• [What you have to do]:
Retype, without any change, the passage of the mailing-list message on IPv6 ULAs below that begins with the words containing "Jason A. Donenfeld" and ends with "in the handshake.".

• [Passage for review]:
Standardized IPv6 ULA from PublicKey

Jason A. Donenfeld Jason at zx2c4.com
Tue Jun 30 03:24:31 CEST 2020


On Mon, Jun 29, 2020 at 1:59 PM Reid Rankin <reidrankin at gmail.com> wrote:
> Well, it looks like you've discovered the method behind my madness!
> Specifically, while a handshake *initiator* must know the public key
> of the responder it's trying to talk to, the *responder* doesn't need
> to know anything about the initiator ahead of time -- because the
> initiator's public key is right there in the handshake.

Fun fact: initial versions of WireGuard from years ago weren't like
this. We wound up redoing some crypto and coming up with the `_psk2`
variant for this purpose. I'm glad it's useful. I'm interested to
learn: what are you doing this for? Got any code online?

• [Provided records]:
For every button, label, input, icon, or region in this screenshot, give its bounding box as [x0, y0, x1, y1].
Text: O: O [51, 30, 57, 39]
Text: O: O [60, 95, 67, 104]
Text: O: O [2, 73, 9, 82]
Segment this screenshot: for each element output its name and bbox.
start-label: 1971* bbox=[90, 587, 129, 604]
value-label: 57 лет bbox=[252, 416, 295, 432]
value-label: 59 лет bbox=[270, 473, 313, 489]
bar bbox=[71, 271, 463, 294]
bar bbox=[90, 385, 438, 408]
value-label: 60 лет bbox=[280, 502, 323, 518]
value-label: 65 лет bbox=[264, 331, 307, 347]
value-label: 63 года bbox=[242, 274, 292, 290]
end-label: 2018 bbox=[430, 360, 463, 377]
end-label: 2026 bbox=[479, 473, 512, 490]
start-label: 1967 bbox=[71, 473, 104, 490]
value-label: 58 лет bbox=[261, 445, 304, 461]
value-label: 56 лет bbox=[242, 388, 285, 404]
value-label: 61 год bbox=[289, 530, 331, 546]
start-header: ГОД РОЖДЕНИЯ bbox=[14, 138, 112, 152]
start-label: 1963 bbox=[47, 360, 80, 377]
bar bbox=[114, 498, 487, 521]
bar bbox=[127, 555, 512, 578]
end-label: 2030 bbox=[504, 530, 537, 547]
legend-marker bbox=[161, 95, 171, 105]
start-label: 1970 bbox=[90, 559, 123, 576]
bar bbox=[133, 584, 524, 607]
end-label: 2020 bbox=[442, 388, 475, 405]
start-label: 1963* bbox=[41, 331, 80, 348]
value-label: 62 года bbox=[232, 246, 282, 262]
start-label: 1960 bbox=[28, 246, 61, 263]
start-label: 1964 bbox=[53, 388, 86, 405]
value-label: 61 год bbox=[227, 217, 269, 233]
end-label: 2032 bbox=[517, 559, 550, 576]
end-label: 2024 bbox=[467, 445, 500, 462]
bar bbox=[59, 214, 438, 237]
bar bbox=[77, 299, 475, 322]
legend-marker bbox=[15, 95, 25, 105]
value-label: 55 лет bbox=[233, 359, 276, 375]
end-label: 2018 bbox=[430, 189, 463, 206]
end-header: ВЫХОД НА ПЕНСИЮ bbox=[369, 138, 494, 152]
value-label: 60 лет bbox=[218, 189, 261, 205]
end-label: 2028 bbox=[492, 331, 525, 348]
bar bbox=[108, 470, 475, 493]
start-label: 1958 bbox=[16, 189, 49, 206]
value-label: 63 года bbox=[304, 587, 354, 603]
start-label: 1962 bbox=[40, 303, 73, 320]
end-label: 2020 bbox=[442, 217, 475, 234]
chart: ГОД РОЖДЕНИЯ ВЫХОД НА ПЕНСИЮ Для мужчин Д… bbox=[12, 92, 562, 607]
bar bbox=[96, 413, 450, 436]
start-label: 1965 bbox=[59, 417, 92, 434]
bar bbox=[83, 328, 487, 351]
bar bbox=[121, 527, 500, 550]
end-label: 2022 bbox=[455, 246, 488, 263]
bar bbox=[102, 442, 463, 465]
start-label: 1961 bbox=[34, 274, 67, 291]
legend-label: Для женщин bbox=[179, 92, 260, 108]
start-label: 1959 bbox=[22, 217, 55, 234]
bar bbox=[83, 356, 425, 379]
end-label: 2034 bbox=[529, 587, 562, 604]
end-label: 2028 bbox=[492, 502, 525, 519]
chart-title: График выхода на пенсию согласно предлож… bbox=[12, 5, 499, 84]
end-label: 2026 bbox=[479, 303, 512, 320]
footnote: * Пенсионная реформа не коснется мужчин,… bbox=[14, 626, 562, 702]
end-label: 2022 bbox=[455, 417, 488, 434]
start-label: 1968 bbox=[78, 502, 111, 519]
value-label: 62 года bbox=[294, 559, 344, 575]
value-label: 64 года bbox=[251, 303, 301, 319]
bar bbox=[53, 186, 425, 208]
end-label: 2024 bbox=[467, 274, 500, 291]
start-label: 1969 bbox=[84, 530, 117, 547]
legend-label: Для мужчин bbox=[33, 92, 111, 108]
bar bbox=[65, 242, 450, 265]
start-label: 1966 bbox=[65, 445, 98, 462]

• [The completed task]:
Jason A. Donenfeld Jason at zx2c4.com
Tue Jun 30 03:24:31 CEST 2020


On Mon, Jun 29, 2020 at 1:59 PM Reid Rankin <reidrankin at gmail.com> wrote:
> Well, it looks like you've discovered the method behind my madness!
> Specifically, while a handshake *initiator* must know the public key
> of the responder it's trying to talk to, the *responder* doesn't need
> to know anything about the initiator ahead of time -- because the
> initiator's public key is right there in the handshake.